Written task -
Filter the entries below, keeping only lines with the word "prefix".

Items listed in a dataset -
- - -

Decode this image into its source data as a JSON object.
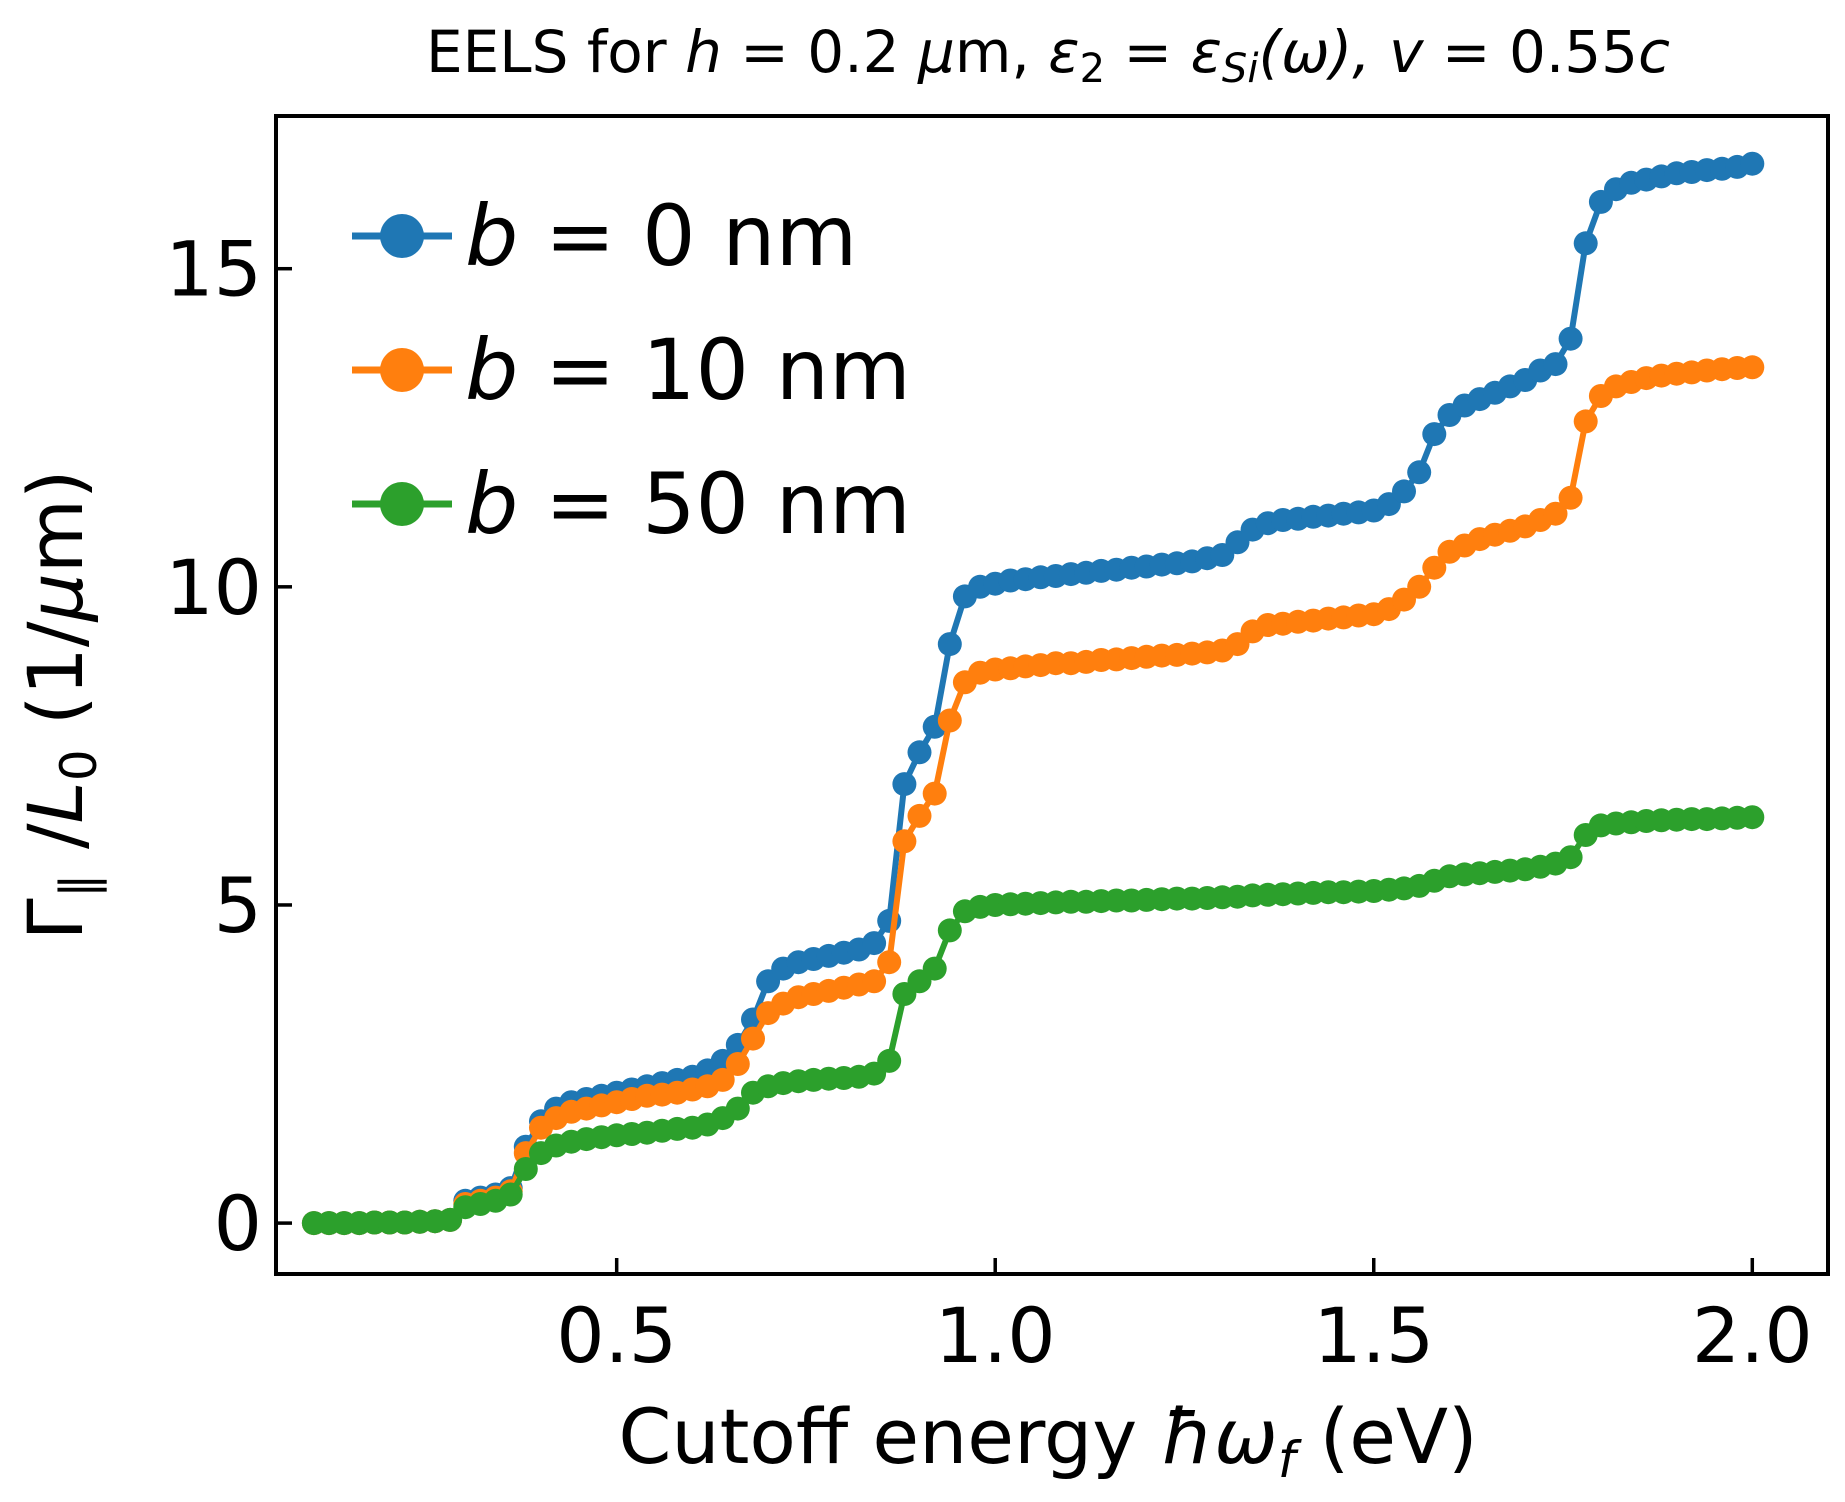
{
  "chart_data": {
    "type": "line",
    "title": {
      "prefix": "EELS for ",
      "h_sym": "h",
      "h_val": " = 0.2 ",
      "unit_mu": "μ",
      "unit_rest": "m, ",
      "eps": "ε",
      "eps_sub": "2",
      "eq": " = ",
      "eps_si_sub": "Si",
      "omega_paren": "(ω), ",
      "v_sym": "v",
      "v_eq": " = 0.55",
      "c_sym": "c"
    },
    "xlabel": {
      "prefix": "Cutoff energy ",
      "hbar": "ħ",
      "omega": "ω",
      "sub": "f",
      "suffix": " (eV)"
    },
    "ylabel": {
      "gamma": "Γ",
      "sub": "∥",
      "slash": " /",
      "L": "L",
      "L_sub": "0",
      "suffix": " (1/",
      "mu": "μ",
      "tail": "m)"
    },
    "xlim": [
      0.05,
      2.1
    ],
    "ylim": [
      -0.8,
      17.4
    ],
    "xticks": [
      0.5,
      1.0,
      1.5,
      2.0
    ],
    "xtick_labels": [
      "0.5",
      "1.0",
      "1.5",
      "2.0"
    ],
    "yticks": [
      0,
      5,
      10,
      15
    ],
    "ytick_labels": [
      "0",
      "5",
      "10",
      "15"
    ],
    "legend_position": "top-left",
    "grid": false,
    "series": [
      {
        "name": "b = 0 nm",
        "legend": {
          "b": "b",
          "rest": " = 0 nm"
        },
        "color": "#1f77b4",
        "points": [
          [
            0.1,
            0.0
          ],
          [
            0.12,
            0.0
          ],
          [
            0.14,
            0.0
          ],
          [
            0.16,
            0.0
          ],
          [
            0.18,
            0.01
          ],
          [
            0.2,
            0.01
          ],
          [
            0.22,
            0.01
          ],
          [
            0.24,
            0.02
          ],
          [
            0.26,
            0.03
          ],
          [
            0.28,
            0.05
          ],
          [
            0.3,
            0.35
          ],
          [
            0.32,
            0.4
          ],
          [
            0.34,
            0.45
          ],
          [
            0.36,
            0.55
          ],
          [
            0.38,
            1.2
          ],
          [
            0.4,
            1.6
          ],
          [
            0.42,
            1.8
          ],
          [
            0.44,
            1.9
          ],
          [
            0.46,
            1.95
          ],
          [
            0.48,
            2.0
          ],
          [
            0.5,
            2.05
          ],
          [
            0.52,
            2.1
          ],
          [
            0.54,
            2.15
          ],
          [
            0.56,
            2.2
          ],
          [
            0.58,
            2.25
          ],
          [
            0.6,
            2.3
          ],
          [
            0.62,
            2.4
          ],
          [
            0.64,
            2.55
          ],
          [
            0.66,
            2.8
          ],
          [
            0.68,
            3.2
          ],
          [
            0.7,
            3.8
          ],
          [
            0.72,
            4.0
          ],
          [
            0.74,
            4.1
          ],
          [
            0.76,
            4.15
          ],
          [
            0.78,
            4.2
          ],
          [
            0.8,
            4.25
          ],
          [
            0.82,
            4.3
          ],
          [
            0.84,
            4.4
          ],
          [
            0.86,
            4.75
          ],
          [
            0.88,
            6.9
          ],
          [
            0.9,
            7.4
          ],
          [
            0.92,
            7.8
          ],
          [
            0.94,
            9.1
          ],
          [
            0.96,
            9.85
          ],
          [
            0.98,
            10.0
          ],
          [
            1.0,
            10.05
          ],
          [
            1.02,
            10.1
          ],
          [
            1.04,
            10.12
          ],
          [
            1.06,
            10.15
          ],
          [
            1.08,
            10.17
          ],
          [
            1.1,
            10.2
          ],
          [
            1.12,
            10.22
          ],
          [
            1.14,
            10.25
          ],
          [
            1.16,
            10.27
          ],
          [
            1.18,
            10.3
          ],
          [
            1.2,
            10.32
          ],
          [
            1.22,
            10.35
          ],
          [
            1.24,
            10.37
          ],
          [
            1.26,
            10.4
          ],
          [
            1.28,
            10.45
          ],
          [
            1.3,
            10.5
          ],
          [
            1.32,
            10.7
          ],
          [
            1.34,
            10.9
          ],
          [
            1.36,
            11.0
          ],
          [
            1.38,
            11.05
          ],
          [
            1.4,
            11.07
          ],
          [
            1.42,
            11.1
          ],
          [
            1.44,
            11.12
          ],
          [
            1.46,
            11.15
          ],
          [
            1.48,
            11.17
          ],
          [
            1.5,
            11.2
          ],
          [
            1.52,
            11.3
          ],
          [
            1.54,
            11.5
          ],
          [
            1.56,
            11.8
          ],
          [
            1.58,
            12.4
          ],
          [
            1.6,
            12.7
          ],
          [
            1.62,
            12.85
          ],
          [
            1.64,
            12.95
          ],
          [
            1.66,
            13.05
          ],
          [
            1.68,
            13.15
          ],
          [
            1.7,
            13.25
          ],
          [
            1.72,
            13.4
          ],
          [
            1.74,
            13.5
          ],
          [
            1.76,
            13.9
          ],
          [
            1.78,
            15.4
          ],
          [
            1.8,
            16.05
          ],
          [
            1.82,
            16.25
          ],
          [
            1.84,
            16.35
          ],
          [
            1.86,
            16.4
          ],
          [
            1.88,
            16.45
          ],
          [
            1.9,
            16.5
          ],
          [
            1.92,
            16.52
          ],
          [
            1.94,
            16.55
          ],
          [
            1.96,
            16.57
          ],
          [
            1.98,
            16.6
          ],
          [
            2.0,
            16.65
          ]
        ]
      },
      {
        "name": "b = 10 nm",
        "legend": {
          "b": "b",
          "rest": " = 10 nm"
        },
        "color": "#ff7f0e",
        "points": [
          [
            0.1,
            0.0
          ],
          [
            0.12,
            0.0
          ],
          [
            0.14,
            0.0
          ],
          [
            0.16,
            0.0
          ],
          [
            0.18,
            0.01
          ],
          [
            0.2,
            0.01
          ],
          [
            0.22,
            0.01
          ],
          [
            0.24,
            0.02
          ],
          [
            0.26,
            0.03
          ],
          [
            0.28,
            0.05
          ],
          [
            0.3,
            0.3
          ],
          [
            0.32,
            0.35
          ],
          [
            0.34,
            0.4
          ],
          [
            0.36,
            0.5
          ],
          [
            0.38,
            1.1
          ],
          [
            0.4,
            1.5
          ],
          [
            0.42,
            1.65
          ],
          [
            0.44,
            1.75
          ],
          [
            0.46,
            1.8
          ],
          [
            0.48,
            1.85
          ],
          [
            0.5,
            1.9
          ],
          [
            0.52,
            1.95
          ],
          [
            0.54,
            2.0
          ],
          [
            0.56,
            2.02
          ],
          [
            0.58,
            2.05
          ],
          [
            0.6,
            2.1
          ],
          [
            0.62,
            2.15
          ],
          [
            0.64,
            2.25
          ],
          [
            0.66,
            2.5
          ],
          [
            0.68,
            2.9
          ],
          [
            0.7,
            3.3
          ],
          [
            0.72,
            3.45
          ],
          [
            0.74,
            3.55
          ],
          [
            0.76,
            3.6
          ],
          [
            0.78,
            3.65
          ],
          [
            0.8,
            3.7
          ],
          [
            0.82,
            3.75
          ],
          [
            0.84,
            3.8
          ],
          [
            0.86,
            4.1
          ],
          [
            0.88,
            6.0
          ],
          [
            0.9,
            6.4
          ],
          [
            0.92,
            6.75
          ],
          [
            0.94,
            7.9
          ],
          [
            0.96,
            8.5
          ],
          [
            0.98,
            8.65
          ],
          [
            1.0,
            8.7
          ],
          [
            1.02,
            8.72
          ],
          [
            1.04,
            8.75
          ],
          [
            1.06,
            8.77
          ],
          [
            1.08,
            8.8
          ],
          [
            1.1,
            8.8
          ],
          [
            1.12,
            8.82
          ],
          [
            1.14,
            8.85
          ],
          [
            1.16,
            8.86
          ],
          [
            1.18,
            8.88
          ],
          [
            1.2,
            8.9
          ],
          [
            1.22,
            8.92
          ],
          [
            1.24,
            8.93
          ],
          [
            1.26,
            8.95
          ],
          [
            1.28,
            8.97
          ],
          [
            1.3,
            9.0
          ],
          [
            1.32,
            9.1
          ],
          [
            1.34,
            9.3
          ],
          [
            1.36,
            9.4
          ],
          [
            1.38,
            9.42
          ],
          [
            1.4,
            9.45
          ],
          [
            1.42,
            9.47
          ],
          [
            1.44,
            9.5
          ],
          [
            1.46,
            9.52
          ],
          [
            1.48,
            9.55
          ],
          [
            1.5,
            9.57
          ],
          [
            1.52,
            9.65
          ],
          [
            1.54,
            9.8
          ],
          [
            1.56,
            10.0
          ],
          [
            1.58,
            10.3
          ],
          [
            1.6,
            10.55
          ],
          [
            1.62,
            10.65
          ],
          [
            1.64,
            10.75
          ],
          [
            1.66,
            10.82
          ],
          [
            1.68,
            10.88
          ],
          [
            1.7,
            10.95
          ],
          [
            1.72,
            11.05
          ],
          [
            1.74,
            11.15
          ],
          [
            1.76,
            11.4
          ],
          [
            1.78,
            12.6
          ],
          [
            1.8,
            13.0
          ],
          [
            1.82,
            13.15
          ],
          [
            1.84,
            13.22
          ],
          [
            1.86,
            13.28
          ],
          [
            1.88,
            13.32
          ],
          [
            1.9,
            13.35
          ],
          [
            1.92,
            13.37
          ],
          [
            1.94,
            13.4
          ],
          [
            1.96,
            13.42
          ],
          [
            1.98,
            13.44
          ],
          [
            2.0,
            13.45
          ]
        ]
      },
      {
        "name": "b = 50 nm",
        "legend": {
          "b": "b",
          "rest": " = 50 nm"
        },
        "color": "#2ca02c",
        "points": [
          [
            0.1,
            0.0
          ],
          [
            0.12,
            0.0
          ],
          [
            0.14,
            0.0
          ],
          [
            0.16,
            0.0
          ],
          [
            0.18,
            0.01
          ],
          [
            0.2,
            0.01
          ],
          [
            0.22,
            0.01
          ],
          [
            0.24,
            0.02
          ],
          [
            0.26,
            0.03
          ],
          [
            0.28,
            0.05
          ],
          [
            0.3,
            0.25
          ],
          [
            0.32,
            0.3
          ],
          [
            0.34,
            0.35
          ],
          [
            0.36,
            0.45
          ],
          [
            0.38,
            0.85
          ],
          [
            0.4,
            1.1
          ],
          [
            0.42,
            1.22
          ],
          [
            0.44,
            1.28
          ],
          [
            0.46,
            1.32
          ],
          [
            0.48,
            1.35
          ],
          [
            0.5,
            1.38
          ],
          [
            0.52,
            1.4
          ],
          [
            0.54,
            1.42
          ],
          [
            0.56,
            1.45
          ],
          [
            0.58,
            1.48
          ],
          [
            0.6,
            1.5
          ],
          [
            0.62,
            1.55
          ],
          [
            0.64,
            1.65
          ],
          [
            0.66,
            1.8
          ],
          [
            0.68,
            2.05
          ],
          [
            0.7,
            2.15
          ],
          [
            0.72,
            2.2
          ],
          [
            0.74,
            2.23
          ],
          [
            0.76,
            2.25
          ],
          [
            0.78,
            2.27
          ],
          [
            0.8,
            2.28
          ],
          [
            0.82,
            2.3
          ],
          [
            0.84,
            2.35
          ],
          [
            0.86,
            2.55
          ],
          [
            0.88,
            3.6
          ],
          [
            0.9,
            3.8
          ],
          [
            0.92,
            4.0
          ],
          [
            0.94,
            4.6
          ],
          [
            0.96,
            4.9
          ],
          [
            0.98,
            4.97
          ],
          [
            1.0,
            5.0
          ],
          [
            1.02,
            5.01
          ],
          [
            1.04,
            5.02
          ],
          [
            1.06,
            5.03
          ],
          [
            1.08,
            5.04
          ],
          [
            1.1,
            5.05
          ],
          [
            1.12,
            5.05
          ],
          [
            1.14,
            5.06
          ],
          [
            1.16,
            5.07
          ],
          [
            1.18,
            5.07
          ],
          [
            1.2,
            5.08
          ],
          [
            1.22,
            5.09
          ],
          [
            1.24,
            5.1
          ],
          [
            1.26,
            5.1
          ],
          [
            1.28,
            5.11
          ],
          [
            1.3,
            5.12
          ],
          [
            1.32,
            5.13
          ],
          [
            1.34,
            5.15
          ],
          [
            1.36,
            5.16
          ],
          [
            1.38,
            5.17
          ],
          [
            1.4,
            5.18
          ],
          [
            1.42,
            5.19
          ],
          [
            1.44,
            5.2
          ],
          [
            1.46,
            5.2
          ],
          [
            1.48,
            5.21
          ],
          [
            1.5,
            5.22
          ],
          [
            1.52,
            5.24
          ],
          [
            1.54,
            5.26
          ],
          [
            1.56,
            5.3
          ],
          [
            1.58,
            5.38
          ],
          [
            1.6,
            5.45
          ],
          [
            1.62,
            5.48
          ],
          [
            1.64,
            5.5
          ],
          [
            1.66,
            5.52
          ],
          [
            1.68,
            5.54
          ],
          [
            1.7,
            5.56
          ],
          [
            1.72,
            5.6
          ],
          [
            1.74,
            5.65
          ],
          [
            1.76,
            5.75
          ],
          [
            1.78,
            6.1
          ],
          [
            1.8,
            6.25
          ],
          [
            1.82,
            6.28
          ],
          [
            1.84,
            6.3
          ],
          [
            1.86,
            6.32
          ],
          [
            1.88,
            6.33
          ],
          [
            1.9,
            6.34
          ],
          [
            1.92,
            6.35
          ],
          [
            1.94,
            6.35
          ],
          [
            1.96,
            6.36
          ],
          [
            1.98,
            6.37
          ],
          [
            2.0,
            6.38
          ]
        ]
      }
    ]
  }
}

- - -

Exercise result -
      "prefix": "EELS for ",
      "prefix": "Cutoff energy ",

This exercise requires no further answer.